### THE REQUEST
Count the lines below that contain the word "minimize". Give only the number.

### STORED ROWS
+++

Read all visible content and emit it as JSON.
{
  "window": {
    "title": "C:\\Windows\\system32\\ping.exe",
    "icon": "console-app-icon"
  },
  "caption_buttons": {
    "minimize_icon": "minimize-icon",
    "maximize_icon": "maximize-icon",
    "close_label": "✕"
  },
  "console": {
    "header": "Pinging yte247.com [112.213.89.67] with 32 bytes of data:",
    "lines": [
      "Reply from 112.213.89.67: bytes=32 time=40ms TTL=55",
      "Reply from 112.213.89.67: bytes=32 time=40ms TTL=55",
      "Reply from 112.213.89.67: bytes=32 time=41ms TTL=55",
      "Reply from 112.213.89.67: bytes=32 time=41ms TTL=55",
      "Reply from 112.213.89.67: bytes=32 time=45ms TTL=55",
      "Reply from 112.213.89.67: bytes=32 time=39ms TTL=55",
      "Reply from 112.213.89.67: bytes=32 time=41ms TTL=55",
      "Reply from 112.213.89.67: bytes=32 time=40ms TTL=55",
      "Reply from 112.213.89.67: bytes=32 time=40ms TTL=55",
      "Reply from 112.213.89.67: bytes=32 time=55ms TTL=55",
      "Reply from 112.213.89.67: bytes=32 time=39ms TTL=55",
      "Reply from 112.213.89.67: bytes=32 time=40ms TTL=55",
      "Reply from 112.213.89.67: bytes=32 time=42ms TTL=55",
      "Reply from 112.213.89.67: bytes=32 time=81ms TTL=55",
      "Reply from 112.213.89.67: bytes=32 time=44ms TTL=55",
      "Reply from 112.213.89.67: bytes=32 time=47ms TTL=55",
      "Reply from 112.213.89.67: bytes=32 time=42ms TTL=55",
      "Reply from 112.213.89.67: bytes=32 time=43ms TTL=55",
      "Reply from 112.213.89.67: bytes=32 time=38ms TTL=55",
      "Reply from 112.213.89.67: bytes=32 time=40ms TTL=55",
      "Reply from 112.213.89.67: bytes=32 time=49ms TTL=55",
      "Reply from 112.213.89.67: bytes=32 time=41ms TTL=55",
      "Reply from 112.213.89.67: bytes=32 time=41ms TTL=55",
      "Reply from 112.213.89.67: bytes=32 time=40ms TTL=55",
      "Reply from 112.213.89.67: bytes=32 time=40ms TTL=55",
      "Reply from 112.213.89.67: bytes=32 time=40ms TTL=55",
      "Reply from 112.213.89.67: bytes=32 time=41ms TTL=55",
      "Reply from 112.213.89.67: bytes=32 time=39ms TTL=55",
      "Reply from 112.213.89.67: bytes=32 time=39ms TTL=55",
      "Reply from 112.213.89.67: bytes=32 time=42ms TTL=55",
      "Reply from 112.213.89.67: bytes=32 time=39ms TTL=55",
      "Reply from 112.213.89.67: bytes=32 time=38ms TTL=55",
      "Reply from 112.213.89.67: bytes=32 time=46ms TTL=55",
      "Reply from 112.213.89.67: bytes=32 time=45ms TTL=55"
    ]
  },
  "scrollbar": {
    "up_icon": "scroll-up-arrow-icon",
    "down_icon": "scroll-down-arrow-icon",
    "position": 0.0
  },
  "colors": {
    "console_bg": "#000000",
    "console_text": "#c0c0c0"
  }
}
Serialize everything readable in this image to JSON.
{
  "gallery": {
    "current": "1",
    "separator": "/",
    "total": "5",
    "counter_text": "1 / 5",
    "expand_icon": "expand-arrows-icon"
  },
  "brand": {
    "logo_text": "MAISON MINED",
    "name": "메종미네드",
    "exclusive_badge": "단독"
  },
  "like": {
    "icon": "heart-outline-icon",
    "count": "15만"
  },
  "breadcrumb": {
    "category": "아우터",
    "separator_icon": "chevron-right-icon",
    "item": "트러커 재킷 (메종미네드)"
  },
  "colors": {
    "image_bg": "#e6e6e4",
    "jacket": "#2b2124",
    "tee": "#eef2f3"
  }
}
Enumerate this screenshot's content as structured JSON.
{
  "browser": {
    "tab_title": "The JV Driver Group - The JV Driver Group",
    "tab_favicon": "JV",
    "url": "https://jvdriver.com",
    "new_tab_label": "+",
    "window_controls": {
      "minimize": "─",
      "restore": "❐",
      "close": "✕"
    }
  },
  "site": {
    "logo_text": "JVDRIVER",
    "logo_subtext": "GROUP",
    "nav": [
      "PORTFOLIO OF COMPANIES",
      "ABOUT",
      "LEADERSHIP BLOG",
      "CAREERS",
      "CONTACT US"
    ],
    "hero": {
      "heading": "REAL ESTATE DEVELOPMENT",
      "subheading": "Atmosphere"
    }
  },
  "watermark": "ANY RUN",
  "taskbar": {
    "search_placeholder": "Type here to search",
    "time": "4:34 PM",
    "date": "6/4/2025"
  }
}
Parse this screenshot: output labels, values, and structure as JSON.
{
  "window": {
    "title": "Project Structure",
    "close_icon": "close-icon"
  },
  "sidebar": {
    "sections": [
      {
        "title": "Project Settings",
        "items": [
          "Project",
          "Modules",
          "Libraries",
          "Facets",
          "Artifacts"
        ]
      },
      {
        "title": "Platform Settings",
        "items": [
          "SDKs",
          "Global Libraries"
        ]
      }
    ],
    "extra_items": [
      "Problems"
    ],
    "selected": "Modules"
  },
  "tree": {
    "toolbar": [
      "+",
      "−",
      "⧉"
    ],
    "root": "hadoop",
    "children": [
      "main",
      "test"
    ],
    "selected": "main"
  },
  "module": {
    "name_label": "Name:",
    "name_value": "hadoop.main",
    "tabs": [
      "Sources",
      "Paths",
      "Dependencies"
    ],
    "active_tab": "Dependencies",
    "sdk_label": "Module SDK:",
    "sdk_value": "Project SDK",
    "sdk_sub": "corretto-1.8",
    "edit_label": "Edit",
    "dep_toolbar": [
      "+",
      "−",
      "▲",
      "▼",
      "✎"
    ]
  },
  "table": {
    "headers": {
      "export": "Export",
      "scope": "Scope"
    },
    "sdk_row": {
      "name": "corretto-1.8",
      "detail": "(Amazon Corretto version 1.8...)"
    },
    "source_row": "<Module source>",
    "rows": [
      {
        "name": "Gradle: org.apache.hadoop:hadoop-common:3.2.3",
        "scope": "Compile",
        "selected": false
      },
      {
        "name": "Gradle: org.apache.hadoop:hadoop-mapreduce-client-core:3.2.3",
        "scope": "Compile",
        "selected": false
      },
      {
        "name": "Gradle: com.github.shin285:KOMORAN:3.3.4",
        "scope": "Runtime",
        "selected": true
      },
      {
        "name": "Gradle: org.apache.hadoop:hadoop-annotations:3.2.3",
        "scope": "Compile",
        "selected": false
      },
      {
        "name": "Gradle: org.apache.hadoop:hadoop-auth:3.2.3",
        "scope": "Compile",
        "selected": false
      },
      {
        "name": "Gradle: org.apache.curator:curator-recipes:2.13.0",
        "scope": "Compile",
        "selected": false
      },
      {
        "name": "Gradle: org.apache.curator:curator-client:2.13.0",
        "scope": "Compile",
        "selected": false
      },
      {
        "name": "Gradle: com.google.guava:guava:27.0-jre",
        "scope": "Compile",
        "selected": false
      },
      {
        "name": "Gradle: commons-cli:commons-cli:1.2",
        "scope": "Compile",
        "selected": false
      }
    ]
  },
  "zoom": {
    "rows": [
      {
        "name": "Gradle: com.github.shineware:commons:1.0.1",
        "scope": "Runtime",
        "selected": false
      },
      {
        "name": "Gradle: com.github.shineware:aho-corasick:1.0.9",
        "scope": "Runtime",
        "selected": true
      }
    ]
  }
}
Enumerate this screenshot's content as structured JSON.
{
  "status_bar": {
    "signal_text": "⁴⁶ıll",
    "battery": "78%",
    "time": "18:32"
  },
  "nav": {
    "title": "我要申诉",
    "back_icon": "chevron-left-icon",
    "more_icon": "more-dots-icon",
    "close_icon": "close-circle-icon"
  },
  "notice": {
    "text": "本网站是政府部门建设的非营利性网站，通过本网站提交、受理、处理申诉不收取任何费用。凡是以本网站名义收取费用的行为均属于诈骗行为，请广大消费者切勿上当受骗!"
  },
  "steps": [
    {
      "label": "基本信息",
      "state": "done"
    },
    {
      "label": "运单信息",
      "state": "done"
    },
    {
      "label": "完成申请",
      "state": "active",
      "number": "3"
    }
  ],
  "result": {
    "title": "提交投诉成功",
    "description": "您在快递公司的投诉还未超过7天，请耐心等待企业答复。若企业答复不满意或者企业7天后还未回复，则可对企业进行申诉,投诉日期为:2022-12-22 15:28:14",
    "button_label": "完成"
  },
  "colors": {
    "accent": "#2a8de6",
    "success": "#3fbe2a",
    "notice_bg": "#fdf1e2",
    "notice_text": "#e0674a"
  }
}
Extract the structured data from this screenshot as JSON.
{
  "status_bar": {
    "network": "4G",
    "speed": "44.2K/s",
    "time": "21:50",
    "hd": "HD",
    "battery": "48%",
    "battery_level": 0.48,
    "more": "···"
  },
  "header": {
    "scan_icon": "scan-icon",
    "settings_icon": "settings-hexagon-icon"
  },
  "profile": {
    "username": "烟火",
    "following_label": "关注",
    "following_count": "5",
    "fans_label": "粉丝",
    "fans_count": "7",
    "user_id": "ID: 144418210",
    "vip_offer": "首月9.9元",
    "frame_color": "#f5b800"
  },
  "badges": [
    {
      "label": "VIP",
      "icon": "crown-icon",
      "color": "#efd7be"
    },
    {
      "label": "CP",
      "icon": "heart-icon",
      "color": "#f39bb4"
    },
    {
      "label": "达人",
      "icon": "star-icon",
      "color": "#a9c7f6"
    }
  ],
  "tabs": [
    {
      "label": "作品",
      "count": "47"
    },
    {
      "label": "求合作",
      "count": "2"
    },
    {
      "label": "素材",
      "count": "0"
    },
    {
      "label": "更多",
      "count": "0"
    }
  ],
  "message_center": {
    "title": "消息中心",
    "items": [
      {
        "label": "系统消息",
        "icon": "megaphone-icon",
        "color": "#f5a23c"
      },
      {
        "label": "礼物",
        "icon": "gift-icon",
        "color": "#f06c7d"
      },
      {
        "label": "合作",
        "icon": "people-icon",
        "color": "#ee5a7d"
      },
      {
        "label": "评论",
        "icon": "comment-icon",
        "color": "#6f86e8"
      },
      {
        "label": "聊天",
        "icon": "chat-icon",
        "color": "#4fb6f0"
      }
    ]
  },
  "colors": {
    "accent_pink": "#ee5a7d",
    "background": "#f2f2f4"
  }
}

+++

### EXERCISE RESULT
2